[Layout region records]
■ ■ ■ ■

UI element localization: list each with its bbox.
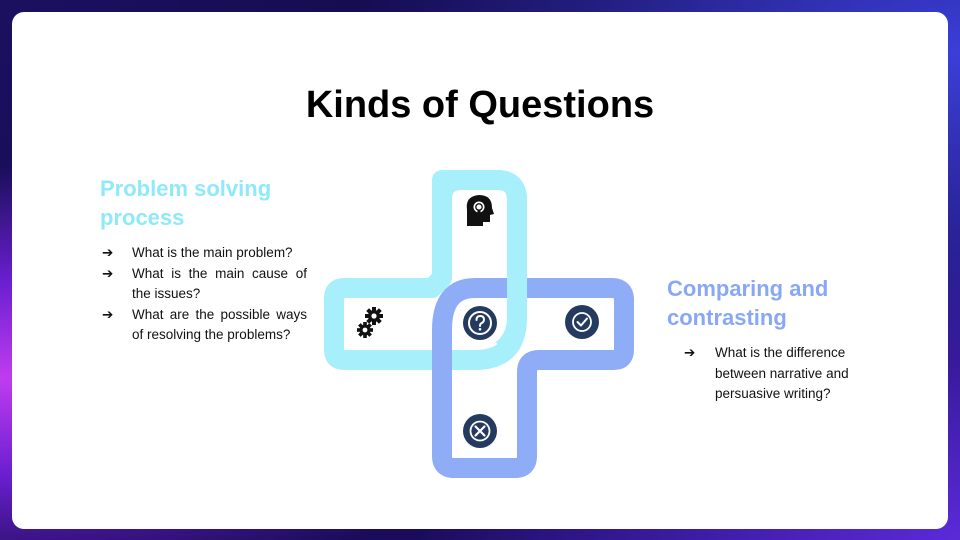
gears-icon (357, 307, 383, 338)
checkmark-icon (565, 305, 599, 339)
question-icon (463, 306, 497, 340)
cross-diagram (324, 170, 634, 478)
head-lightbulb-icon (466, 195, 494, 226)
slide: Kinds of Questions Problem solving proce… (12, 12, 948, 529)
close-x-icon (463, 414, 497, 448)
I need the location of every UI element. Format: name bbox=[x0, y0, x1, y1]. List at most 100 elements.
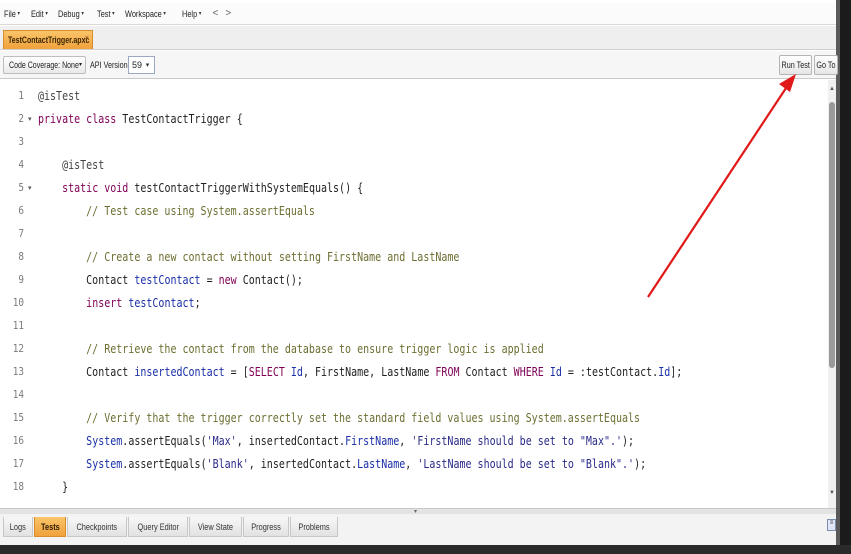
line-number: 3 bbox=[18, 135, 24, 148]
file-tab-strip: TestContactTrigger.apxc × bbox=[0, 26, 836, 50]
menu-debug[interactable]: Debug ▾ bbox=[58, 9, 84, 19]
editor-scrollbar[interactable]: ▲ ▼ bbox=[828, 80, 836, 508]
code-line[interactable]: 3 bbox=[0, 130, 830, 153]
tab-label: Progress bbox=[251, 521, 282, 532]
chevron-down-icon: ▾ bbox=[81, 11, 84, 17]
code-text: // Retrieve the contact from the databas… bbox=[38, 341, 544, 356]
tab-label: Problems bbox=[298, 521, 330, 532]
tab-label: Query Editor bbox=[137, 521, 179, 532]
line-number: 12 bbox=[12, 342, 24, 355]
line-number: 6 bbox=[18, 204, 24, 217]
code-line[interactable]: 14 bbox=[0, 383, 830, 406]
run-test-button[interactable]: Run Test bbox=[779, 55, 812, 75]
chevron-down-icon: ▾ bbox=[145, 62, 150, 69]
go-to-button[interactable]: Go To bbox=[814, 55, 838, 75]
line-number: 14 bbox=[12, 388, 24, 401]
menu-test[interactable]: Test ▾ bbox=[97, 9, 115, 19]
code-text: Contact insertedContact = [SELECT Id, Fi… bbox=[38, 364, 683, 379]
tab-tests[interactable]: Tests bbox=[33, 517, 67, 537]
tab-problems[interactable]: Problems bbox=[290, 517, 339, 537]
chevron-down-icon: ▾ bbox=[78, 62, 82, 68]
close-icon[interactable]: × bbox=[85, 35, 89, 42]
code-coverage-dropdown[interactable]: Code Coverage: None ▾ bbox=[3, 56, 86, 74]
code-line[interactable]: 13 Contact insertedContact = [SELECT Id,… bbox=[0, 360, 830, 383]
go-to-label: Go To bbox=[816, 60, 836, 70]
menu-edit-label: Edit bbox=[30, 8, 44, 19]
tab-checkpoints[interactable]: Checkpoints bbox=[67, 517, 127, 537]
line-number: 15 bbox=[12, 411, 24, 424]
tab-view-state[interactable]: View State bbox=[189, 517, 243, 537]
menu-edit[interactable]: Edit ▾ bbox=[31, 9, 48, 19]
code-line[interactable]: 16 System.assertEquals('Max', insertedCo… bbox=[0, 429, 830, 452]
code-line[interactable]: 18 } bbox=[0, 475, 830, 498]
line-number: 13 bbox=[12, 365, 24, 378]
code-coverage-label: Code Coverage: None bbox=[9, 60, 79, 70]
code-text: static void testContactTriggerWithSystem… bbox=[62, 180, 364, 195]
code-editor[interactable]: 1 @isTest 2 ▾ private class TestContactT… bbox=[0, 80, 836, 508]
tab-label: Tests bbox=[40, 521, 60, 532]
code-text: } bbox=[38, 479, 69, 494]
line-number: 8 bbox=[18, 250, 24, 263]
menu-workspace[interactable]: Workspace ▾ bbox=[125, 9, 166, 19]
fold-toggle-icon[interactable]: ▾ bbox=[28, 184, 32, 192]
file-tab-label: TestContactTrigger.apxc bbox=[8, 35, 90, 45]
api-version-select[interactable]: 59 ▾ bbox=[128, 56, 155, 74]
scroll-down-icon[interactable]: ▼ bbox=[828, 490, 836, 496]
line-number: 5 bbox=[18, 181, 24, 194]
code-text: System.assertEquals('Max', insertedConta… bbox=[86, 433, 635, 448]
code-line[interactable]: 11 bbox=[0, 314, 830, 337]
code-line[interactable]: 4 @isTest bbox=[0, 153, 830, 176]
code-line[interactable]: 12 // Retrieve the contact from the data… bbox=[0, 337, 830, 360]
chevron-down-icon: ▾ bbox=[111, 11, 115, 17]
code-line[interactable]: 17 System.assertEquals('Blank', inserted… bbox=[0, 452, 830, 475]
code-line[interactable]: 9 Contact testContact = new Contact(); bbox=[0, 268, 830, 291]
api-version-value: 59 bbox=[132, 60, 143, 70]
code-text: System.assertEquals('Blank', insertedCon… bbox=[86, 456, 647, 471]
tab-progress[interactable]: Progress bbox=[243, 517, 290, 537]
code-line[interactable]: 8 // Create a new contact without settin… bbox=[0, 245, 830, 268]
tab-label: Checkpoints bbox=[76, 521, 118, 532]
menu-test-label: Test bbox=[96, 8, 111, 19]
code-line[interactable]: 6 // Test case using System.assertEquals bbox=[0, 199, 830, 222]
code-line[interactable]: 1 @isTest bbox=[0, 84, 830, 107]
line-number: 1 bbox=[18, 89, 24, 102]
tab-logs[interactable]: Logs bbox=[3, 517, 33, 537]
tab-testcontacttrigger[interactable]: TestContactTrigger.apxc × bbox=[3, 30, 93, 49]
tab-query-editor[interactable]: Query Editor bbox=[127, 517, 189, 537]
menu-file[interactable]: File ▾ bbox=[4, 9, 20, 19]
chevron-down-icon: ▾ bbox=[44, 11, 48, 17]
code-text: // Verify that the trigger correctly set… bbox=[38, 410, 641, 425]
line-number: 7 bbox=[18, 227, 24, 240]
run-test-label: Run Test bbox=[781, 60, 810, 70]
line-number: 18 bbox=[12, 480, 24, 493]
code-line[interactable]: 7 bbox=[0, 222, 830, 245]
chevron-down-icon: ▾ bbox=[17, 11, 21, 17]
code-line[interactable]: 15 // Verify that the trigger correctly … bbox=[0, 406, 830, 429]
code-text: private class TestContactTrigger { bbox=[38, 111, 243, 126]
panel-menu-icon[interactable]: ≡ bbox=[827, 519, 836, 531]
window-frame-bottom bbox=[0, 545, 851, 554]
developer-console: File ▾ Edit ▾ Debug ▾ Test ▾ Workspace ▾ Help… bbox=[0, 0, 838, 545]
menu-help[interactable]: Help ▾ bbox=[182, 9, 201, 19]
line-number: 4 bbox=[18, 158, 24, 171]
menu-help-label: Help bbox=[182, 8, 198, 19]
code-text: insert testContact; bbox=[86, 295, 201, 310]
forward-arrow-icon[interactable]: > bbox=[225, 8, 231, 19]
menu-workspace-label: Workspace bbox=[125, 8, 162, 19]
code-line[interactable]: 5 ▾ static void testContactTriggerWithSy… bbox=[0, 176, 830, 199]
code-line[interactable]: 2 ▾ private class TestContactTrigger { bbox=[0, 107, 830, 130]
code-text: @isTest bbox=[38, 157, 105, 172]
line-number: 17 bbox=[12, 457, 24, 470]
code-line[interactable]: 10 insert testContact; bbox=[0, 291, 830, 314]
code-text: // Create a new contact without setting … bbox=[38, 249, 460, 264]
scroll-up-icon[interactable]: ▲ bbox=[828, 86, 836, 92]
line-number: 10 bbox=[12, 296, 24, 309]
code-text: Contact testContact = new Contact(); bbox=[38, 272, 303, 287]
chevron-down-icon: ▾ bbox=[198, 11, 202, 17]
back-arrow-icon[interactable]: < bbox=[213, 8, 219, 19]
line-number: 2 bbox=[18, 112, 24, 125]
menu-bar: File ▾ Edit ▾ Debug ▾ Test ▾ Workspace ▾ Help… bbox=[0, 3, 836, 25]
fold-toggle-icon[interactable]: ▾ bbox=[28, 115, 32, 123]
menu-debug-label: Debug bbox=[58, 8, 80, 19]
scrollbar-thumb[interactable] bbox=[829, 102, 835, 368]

■ ■ ■ ■

**STATED GOAL**
Retype the lines of the data above, starting at the line that contains "gears-icon (357, 307, 383, 338)" and stopping after the line that contains "I need the location".

**OUTPUT BELOW**
gears-icon (357, 307, 383, 338)
checkmark-icon (565, 305, 599, 339)
question-icon (463, 306, 497, 340)
cross-diagram (324, 170, 634, 478)
head-lightbulb-icon (466, 195, 494, 226)
slide: Kinds of Questions Problem solving proce… (12, 12, 948, 529)
close-x-icon (463, 414, 497, 448)
I need the location of every UI element. Format: name bbox=[x0, y0, x1, y1]. List at most 100 elements.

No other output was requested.